• MATERIAL FOR THIS EXERCISE
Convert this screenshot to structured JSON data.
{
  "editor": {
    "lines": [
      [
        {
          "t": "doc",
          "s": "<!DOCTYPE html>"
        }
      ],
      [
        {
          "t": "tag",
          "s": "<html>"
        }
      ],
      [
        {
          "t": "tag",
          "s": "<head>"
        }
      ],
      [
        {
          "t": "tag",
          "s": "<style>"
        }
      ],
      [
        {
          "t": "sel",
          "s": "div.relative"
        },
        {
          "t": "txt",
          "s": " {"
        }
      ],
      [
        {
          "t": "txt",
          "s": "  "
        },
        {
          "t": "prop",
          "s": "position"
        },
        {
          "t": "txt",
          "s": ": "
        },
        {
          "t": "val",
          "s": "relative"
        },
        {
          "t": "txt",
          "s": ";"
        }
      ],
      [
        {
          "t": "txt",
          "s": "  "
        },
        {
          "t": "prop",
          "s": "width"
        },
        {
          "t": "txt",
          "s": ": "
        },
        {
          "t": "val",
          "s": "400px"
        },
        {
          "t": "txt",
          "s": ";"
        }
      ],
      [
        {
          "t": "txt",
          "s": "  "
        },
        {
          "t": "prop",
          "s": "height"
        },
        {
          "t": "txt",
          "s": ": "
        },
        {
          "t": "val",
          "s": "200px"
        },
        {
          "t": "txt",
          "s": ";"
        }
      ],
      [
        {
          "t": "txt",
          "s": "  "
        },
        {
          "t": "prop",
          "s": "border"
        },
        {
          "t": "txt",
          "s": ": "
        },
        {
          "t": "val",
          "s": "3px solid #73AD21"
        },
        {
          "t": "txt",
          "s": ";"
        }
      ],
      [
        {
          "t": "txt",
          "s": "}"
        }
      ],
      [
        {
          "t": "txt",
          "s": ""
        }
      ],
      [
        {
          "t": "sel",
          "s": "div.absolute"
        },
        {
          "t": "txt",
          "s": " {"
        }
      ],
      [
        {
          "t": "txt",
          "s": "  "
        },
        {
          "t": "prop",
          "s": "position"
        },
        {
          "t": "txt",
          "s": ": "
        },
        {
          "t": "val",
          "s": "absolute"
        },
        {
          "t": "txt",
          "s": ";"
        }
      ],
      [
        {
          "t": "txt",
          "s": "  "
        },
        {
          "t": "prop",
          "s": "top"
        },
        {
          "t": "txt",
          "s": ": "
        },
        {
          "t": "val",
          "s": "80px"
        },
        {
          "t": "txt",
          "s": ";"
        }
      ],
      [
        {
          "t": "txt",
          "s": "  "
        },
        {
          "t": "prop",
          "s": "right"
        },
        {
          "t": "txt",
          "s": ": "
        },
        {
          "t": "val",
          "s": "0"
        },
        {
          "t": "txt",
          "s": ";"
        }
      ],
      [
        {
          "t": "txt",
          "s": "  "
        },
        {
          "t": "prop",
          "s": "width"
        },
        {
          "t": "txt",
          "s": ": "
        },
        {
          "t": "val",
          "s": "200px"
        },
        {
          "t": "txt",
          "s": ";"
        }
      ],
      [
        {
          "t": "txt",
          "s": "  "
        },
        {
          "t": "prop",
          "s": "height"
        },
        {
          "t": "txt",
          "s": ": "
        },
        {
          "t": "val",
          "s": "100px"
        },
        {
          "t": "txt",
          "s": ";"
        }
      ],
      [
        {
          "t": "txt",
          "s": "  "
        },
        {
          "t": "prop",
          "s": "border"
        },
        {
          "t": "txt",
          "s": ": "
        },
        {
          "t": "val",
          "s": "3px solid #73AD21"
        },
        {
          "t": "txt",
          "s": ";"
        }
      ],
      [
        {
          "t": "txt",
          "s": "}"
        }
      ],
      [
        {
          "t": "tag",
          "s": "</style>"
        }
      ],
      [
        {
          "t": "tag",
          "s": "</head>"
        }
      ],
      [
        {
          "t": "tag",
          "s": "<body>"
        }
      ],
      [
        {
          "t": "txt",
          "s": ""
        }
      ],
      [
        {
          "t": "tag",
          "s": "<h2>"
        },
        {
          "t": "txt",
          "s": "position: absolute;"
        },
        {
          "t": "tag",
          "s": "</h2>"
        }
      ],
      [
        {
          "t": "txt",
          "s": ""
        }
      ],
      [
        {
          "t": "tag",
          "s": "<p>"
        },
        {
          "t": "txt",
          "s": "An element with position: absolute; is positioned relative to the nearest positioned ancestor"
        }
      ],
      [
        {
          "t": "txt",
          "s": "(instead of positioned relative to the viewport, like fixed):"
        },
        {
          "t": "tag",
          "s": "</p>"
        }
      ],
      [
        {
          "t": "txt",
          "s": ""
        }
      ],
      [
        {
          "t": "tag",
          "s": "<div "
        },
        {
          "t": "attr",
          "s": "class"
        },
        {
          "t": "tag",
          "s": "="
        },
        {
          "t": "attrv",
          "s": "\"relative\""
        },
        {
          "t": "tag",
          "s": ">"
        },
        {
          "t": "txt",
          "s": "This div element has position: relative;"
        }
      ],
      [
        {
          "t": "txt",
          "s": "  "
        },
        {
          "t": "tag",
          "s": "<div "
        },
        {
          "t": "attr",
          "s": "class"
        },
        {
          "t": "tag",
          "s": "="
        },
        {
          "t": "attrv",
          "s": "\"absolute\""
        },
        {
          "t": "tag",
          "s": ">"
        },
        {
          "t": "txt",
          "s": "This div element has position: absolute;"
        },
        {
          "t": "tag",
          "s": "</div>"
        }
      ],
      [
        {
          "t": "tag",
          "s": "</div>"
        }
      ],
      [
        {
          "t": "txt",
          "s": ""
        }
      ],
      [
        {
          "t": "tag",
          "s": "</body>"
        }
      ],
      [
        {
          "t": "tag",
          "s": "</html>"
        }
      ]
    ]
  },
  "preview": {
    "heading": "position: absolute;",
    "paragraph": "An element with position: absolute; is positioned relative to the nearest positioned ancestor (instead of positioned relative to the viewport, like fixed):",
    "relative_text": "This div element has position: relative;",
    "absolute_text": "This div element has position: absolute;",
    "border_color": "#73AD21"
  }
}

• WRITTEN PROBLEM
Show every line from the entries above in which "relative" appears.

• RESPONSE BELOW
          "s": "div.relative"
          "s": "relative"
          "s": "An element with position: absolute; is positioned relative to the nearest positioned ancestor"
          "s": "(instead of positioned relative to the viewport, like fixed):"
          "s": "\"relative\""
          "s": "This div element has position: relative;"
    "paragraph": "An element with position: absolute; is positioned relative to the nearest positioned ancestor (instead of positioned relative to the viewport, like fixed):",
    "relative_text": "This div element has position: relative;",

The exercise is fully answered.